» **STATED GOAL**: Produce an exact copy of all the data below, dropping every image.

* start GIVEN ENTRIES *

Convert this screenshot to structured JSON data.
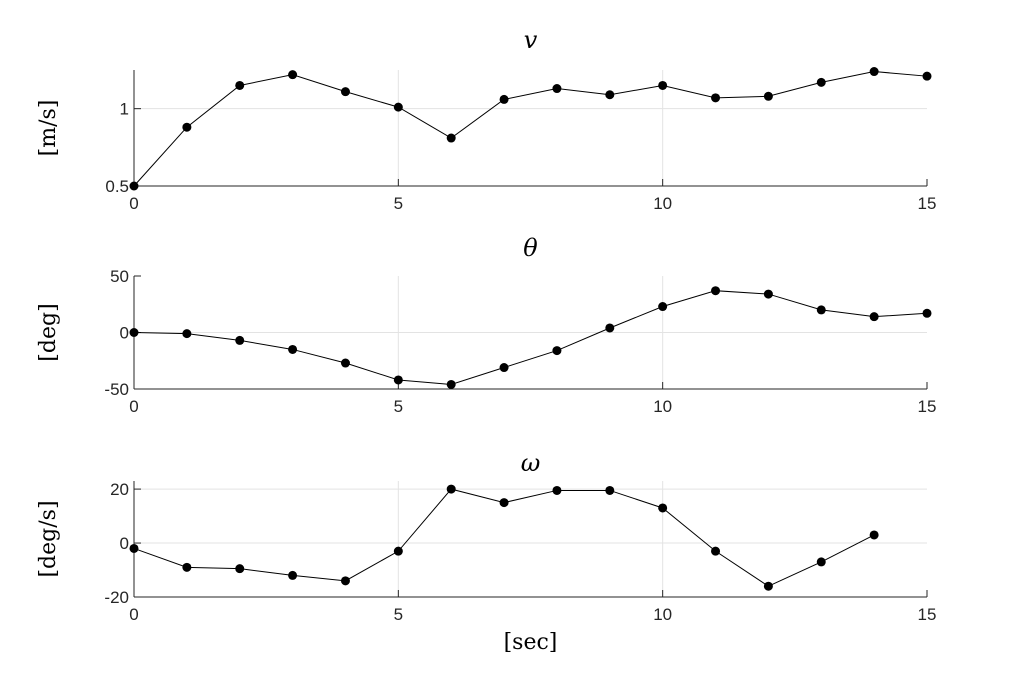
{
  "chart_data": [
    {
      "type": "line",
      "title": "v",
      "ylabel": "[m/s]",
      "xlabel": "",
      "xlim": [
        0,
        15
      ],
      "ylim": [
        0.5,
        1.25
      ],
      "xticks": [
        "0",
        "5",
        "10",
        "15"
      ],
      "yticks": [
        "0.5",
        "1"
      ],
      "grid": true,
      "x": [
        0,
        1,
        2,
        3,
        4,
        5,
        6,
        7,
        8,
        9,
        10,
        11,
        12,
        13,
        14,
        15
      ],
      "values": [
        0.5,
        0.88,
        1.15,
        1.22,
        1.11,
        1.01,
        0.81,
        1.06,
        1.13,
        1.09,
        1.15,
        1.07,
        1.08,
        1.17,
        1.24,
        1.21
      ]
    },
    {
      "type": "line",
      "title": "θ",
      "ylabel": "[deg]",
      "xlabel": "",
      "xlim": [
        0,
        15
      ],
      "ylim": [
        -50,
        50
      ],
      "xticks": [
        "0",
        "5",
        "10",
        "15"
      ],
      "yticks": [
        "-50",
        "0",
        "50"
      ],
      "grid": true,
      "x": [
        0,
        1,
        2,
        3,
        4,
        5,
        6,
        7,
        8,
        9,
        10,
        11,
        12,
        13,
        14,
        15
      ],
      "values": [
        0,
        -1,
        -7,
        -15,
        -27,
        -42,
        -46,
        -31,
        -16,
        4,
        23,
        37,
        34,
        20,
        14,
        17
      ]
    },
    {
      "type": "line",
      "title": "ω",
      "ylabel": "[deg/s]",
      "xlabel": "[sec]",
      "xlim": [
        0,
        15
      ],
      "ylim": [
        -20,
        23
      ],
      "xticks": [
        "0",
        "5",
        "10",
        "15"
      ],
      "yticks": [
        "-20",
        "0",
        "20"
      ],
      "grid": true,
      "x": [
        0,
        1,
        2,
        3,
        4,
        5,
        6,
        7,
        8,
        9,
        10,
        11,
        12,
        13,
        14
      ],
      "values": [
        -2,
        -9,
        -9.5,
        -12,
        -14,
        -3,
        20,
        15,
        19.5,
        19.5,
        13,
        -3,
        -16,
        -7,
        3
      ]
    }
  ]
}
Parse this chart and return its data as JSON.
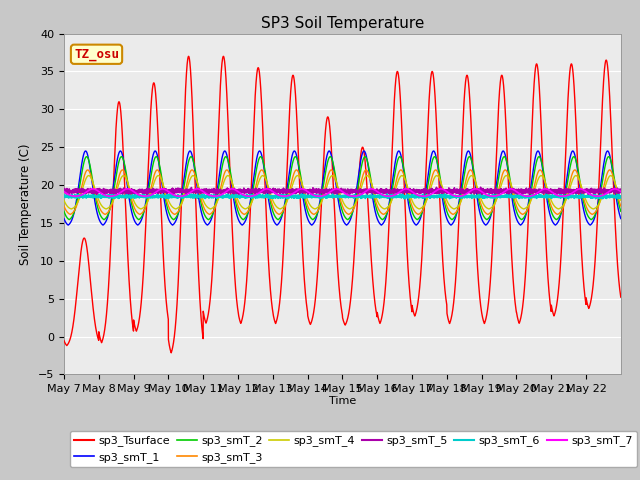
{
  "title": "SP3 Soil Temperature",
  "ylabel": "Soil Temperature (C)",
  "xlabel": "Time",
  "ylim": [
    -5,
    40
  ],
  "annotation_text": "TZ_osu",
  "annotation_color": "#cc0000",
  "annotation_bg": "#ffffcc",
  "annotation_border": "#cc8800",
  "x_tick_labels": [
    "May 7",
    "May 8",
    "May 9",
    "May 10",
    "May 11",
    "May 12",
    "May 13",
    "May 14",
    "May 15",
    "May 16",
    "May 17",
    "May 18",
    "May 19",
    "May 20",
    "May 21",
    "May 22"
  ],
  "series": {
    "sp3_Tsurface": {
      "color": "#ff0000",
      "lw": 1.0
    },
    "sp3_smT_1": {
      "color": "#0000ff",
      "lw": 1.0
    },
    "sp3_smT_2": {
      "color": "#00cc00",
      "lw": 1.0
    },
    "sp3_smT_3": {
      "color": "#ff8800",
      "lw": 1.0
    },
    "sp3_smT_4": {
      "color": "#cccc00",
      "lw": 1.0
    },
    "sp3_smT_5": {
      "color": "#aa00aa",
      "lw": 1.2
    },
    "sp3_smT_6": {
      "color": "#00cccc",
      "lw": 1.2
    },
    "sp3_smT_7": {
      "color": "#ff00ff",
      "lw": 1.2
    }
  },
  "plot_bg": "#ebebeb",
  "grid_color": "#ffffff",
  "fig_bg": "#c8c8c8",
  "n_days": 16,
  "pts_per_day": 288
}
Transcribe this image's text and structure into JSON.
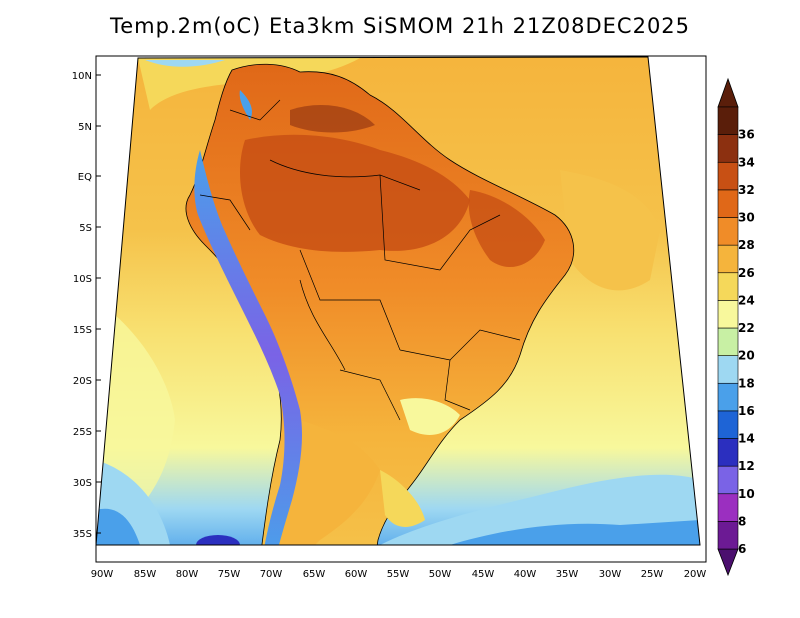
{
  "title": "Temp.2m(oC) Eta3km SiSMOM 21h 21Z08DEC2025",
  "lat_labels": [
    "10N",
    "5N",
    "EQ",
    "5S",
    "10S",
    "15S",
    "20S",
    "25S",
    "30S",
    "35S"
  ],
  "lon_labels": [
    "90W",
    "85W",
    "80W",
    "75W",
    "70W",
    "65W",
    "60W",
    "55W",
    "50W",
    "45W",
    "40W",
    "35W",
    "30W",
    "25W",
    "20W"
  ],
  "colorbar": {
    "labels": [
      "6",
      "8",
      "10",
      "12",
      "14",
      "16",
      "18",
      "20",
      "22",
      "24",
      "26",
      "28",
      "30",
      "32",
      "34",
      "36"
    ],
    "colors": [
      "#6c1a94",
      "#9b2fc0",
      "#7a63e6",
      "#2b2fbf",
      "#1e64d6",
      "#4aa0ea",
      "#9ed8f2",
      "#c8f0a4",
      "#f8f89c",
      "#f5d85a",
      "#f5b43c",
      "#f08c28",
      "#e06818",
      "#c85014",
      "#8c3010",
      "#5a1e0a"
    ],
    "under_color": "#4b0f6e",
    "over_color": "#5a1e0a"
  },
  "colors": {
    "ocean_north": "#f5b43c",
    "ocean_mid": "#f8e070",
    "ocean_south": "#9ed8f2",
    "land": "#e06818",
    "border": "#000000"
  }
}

* end GIVEN ENTRIES *

» **COMPLETE ANSWER**:
Convert this screenshot to structured JSON data.
{
  "chart_data": [
    {
      "type": "line",
      "title": "v",
      "ylabel": "[m/s]",
      "xlabel": "",
      "xlim": [
        0,
        15
      ],
      "ylim": [
        0.5,
        1.25
      ],
      "xticks": [
        "0",
        "5",
        "10",
        "15"
      ],
      "yticks": [
        "0.5",
        "1"
      ],
      "grid": true,
      "x": [
        0,
        1,
        2,
        3,
        4,
        5,
        6,
        7,
        8,
        9,
        10,
        11,
        12,
        13,
        14,
        15
      ],
      "values": [
        0.5,
        0.88,
        1.15,
        1.22,
        1.11,
        1.01,
        0.81,
        1.06,
        1.13,
        1.09,
        1.15,
        1.07,
        1.08,
        1.17,
        1.24,
        1.21
      ]
    },
    {
      "type": "line",
      "title": "θ",
      "ylabel": "[deg]",
      "xlabel": "",
      "xlim": [
        0,
        15
      ],
      "ylim": [
        -50,
        50
      ],
      "xticks": [
        "0",
        "5",
        "10",
        "15"
      ],
      "yticks": [
        "-50",
        "0",
        "50"
      ],
      "grid": true,
      "x": [
        0,
        1,
        2,
        3,
        4,
        5,
        6,
        7,
        8,
        9,
        10,
        11,
        12,
        13,
        14,
        15
      ],
      "values": [
        0,
        -1,
        -7,
        -15,
        -27,
        -42,
        -46,
        -31,
        -16,
        4,
        23,
        37,
        34,
        20,
        14,
        17
      ]
    },
    {
      "type": "line",
      "title": "ω",
      "ylabel": "[deg/s]",
      "xlabel": "[sec]",
      "xlim": [
        0,
        15
      ],
      "ylim": [
        -20,
        23
      ],
      "xticks": [
        "0",
        "5",
        "10",
        "15"
      ],
      "yticks": [
        "-20",
        "0",
        "20"
      ],
      "grid": true,
      "x": [
        0,
        1,
        2,
        3,
        4,
        5,
        6,
        7,
        8,
        9,
        10,
        11,
        12,
        13,
        14
      ],
      "values": [
        -2,
        -9,
        -9.5,
        -12,
        -14,
        -3,
        20,
        15,
        19.5,
        19.5,
        13,
        -3,
        -16,
        -7,
        3
      ]
    }
  ]
}
Parse this chart and return its data as JSON.
{
  "title": "SP3 Soil Temperature",
  "ylabel": "Soil Temperature (C)",
  "xlabel": "Time",
  "ylim": [
    -5,
    40
  ],
  "annotation_text": "TZ_osu",
  "annotation_color": "#cc0000",
  "annotation_bg": "#ffffcc",
  "annotation_border": "#cc8800",
  "x_tick_labels": [
    "May 7",
    "May 8",
    "May 9",
    "May 10",
    "May 11",
    "May 12",
    "May 13",
    "May 14",
    "May 15",
    "May 16",
    "May 17",
    "May 18",
    "May 19",
    "May 20",
    "May 21",
    "May 22"
  ],
  "series": {
    "sp3_Tsurface": {
      "color": "#ff0000",
      "lw": 1.0
    },
    "sp3_smT_1": {
      "color": "#0000ff",
      "lw": 1.0
    },
    "sp3_smT_2": {
      "color": "#00cc00",
      "lw": 1.0
    },
    "sp3_smT_3": {
      "color": "#ff8800",
      "lw": 1.0
    },
    "sp3_smT_4": {
      "color": "#cccc00",
      "lw": 1.0
    },
    "sp3_smT_5": {
      "color": "#aa00aa",
      "lw": 1.2
    },
    "sp3_smT_6": {
      "color": "#00cccc",
      "lw": 1.2
    },
    "sp3_smT_7": {
      "color": "#ff00ff",
      "lw": 1.2
    }
  },
  "plot_bg": "#ebebeb",
  "grid_color": "#ffffff",
  "fig_bg": "#c8c8c8",
  "n_days": 16,
  "pts_per_day": 288
}
Transcribe this image's text and structure into JSON.
{
  "title": "Temp.2m(oC) Eta3km SiSMOM 21h 21Z08DEC2025",
  "lat_labels": [
    "10N",
    "5N",
    "EQ",
    "5S",
    "10S",
    "15S",
    "20S",
    "25S",
    "30S",
    "35S"
  ],
  "lon_labels": [
    "90W",
    "85W",
    "80W",
    "75W",
    "70W",
    "65W",
    "60W",
    "55W",
    "50W",
    "45W",
    "40W",
    "35W",
    "30W",
    "25W",
    "20W"
  ],
  "colorbar": {
    "labels": [
      "6",
      "8",
      "10",
      "12",
      "14",
      "16",
      "18",
      "20",
      "22",
      "24",
      "26",
      "28",
      "30",
      "32",
      "34",
      "36"
    ],
    "colors": [
      "#6c1a94",
      "#9b2fc0",
      "#7a63e6",
      "#2b2fbf",
      "#1e64d6",
      "#4aa0ea",
      "#9ed8f2",
      "#c8f0a4",
      "#f8f89c",
      "#f5d85a",
      "#f5b43c",
      "#f08c28",
      "#e06818",
      "#c85014",
      "#8c3010",
      "#5a1e0a"
    ],
    "under_color": "#4b0f6e",
    "over_color": "#5a1e0a"
  },
  "colors": {
    "ocean_north": "#f5b43c",
    "ocean_mid": "#f8e070",
    "ocean_south": "#9ed8f2",
    "land": "#e06818",
    "border": "#000000"
  }
}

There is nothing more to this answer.